BRIEF:
Below is a listing; write it out exactly and drop any images from it.
#### DATA TO PROCESS
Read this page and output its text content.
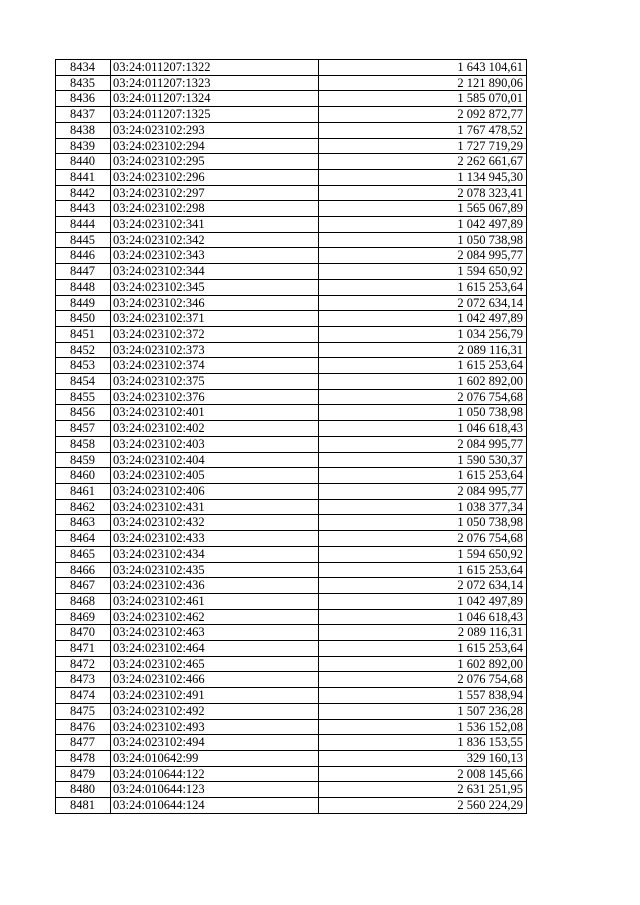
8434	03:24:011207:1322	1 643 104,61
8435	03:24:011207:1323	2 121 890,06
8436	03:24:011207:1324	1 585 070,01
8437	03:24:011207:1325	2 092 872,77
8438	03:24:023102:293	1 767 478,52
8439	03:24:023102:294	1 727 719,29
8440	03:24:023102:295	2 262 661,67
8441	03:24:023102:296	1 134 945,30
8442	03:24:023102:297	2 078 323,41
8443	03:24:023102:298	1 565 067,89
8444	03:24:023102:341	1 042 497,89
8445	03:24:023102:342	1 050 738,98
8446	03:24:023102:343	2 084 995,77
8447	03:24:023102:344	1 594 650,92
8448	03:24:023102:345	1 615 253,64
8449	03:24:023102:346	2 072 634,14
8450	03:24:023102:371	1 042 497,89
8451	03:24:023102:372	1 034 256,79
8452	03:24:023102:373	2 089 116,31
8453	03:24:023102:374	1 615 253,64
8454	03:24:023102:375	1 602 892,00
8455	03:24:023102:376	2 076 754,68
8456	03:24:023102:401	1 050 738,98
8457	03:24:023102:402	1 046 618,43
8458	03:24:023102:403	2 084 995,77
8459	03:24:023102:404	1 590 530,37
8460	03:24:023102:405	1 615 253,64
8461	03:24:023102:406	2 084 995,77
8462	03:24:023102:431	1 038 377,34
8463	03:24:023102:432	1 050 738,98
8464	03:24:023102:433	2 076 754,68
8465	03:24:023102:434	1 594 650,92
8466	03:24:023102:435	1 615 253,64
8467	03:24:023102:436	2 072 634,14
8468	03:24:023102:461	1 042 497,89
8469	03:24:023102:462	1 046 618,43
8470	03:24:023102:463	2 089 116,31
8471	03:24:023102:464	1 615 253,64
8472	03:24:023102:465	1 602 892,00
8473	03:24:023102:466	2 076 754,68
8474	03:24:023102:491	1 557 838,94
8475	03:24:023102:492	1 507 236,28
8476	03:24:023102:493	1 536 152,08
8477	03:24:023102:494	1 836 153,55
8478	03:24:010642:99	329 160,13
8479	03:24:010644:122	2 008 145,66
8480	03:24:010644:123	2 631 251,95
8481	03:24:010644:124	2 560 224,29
########
EXERCISE SOLUTION:
Read this page and output its text content.
8434	03:24:011207:1322	1 643 104,61
8435	03:24:011207:1323	2 121 890,06
8436	03:24:011207:1324	1 585 070,01
8437	03:24:011207:1325	2 092 872,77
8438	03:24:023102:293	1 767 478,52
8439	03:24:023102:294	1 727 719,29
8440	03:24:023102:295	2 262 661,67
8441	03:24:023102:296	1 134 945,30
8442	03:24:023102:297	2 078 323,41
8443	03:24:023102:298	1 565 067,89
8444	03:24:023102:341	1 042 497,89
8445	03:24:023102:342	1 050 738,98
8446	03:24:023102:343	2 084 995,77
8447	03:24:023102:344	1 594 650,92
8448	03:24:023102:345	1 615 253,64
8449	03:24:023102:346	2 072 634,14
8450	03:24:023102:371	1 042 497,89
8451	03:24:023102:372	1 034 256,79
8452	03:24:023102:373	2 089 116,31
8453	03:24:023102:374	1 615 253,64
8454	03:24:023102:375	1 602 892,00
8455	03:24:023102:376	2 076 754,68
8456	03:24:023102:401	1 050 738,98
8457	03:24:023102:402	1 046 618,43
8458	03:24:023102:403	2 084 995,77
8459	03:24:023102:404	1 590 530,37
8460	03:24:023102:405	1 615 253,64
8461	03:24:023102:406	2 084 995,77
8462	03:24:023102:431	1 038 377,34
8463	03:24:023102:432	1 050 738,98
8464	03:24:023102:433	2 076 754,68
8465	03:24:023102:434	1 594 650,92
8466	03:24:023102:435	1 615 253,64
8467	03:24:023102:436	2 072 634,14
8468	03:24:023102:461	1 042 497,89
8469	03:24:023102:462	1 046 618,43
8470	03:24:023102:463	2 089 116,31
8471	03:24:023102:464	1 615 253,64
8472	03:24:023102:465	1 602 892,00
8473	03:24:023102:466	2 076 754,68
8474	03:24:023102:491	1 557 838,94
8475	03:24:023102:492	1 507 236,28
8476	03:24:023102:493	1 536 152,08
8477	03:24:023102:494	1 836 153,55
8478	03:24:010642:99	329 160,13
8479	03:24:010644:122	2 008 145,66
8480	03:24:010644:123	2 631 251,95
8481	03:24:010644:124	2 560 224,29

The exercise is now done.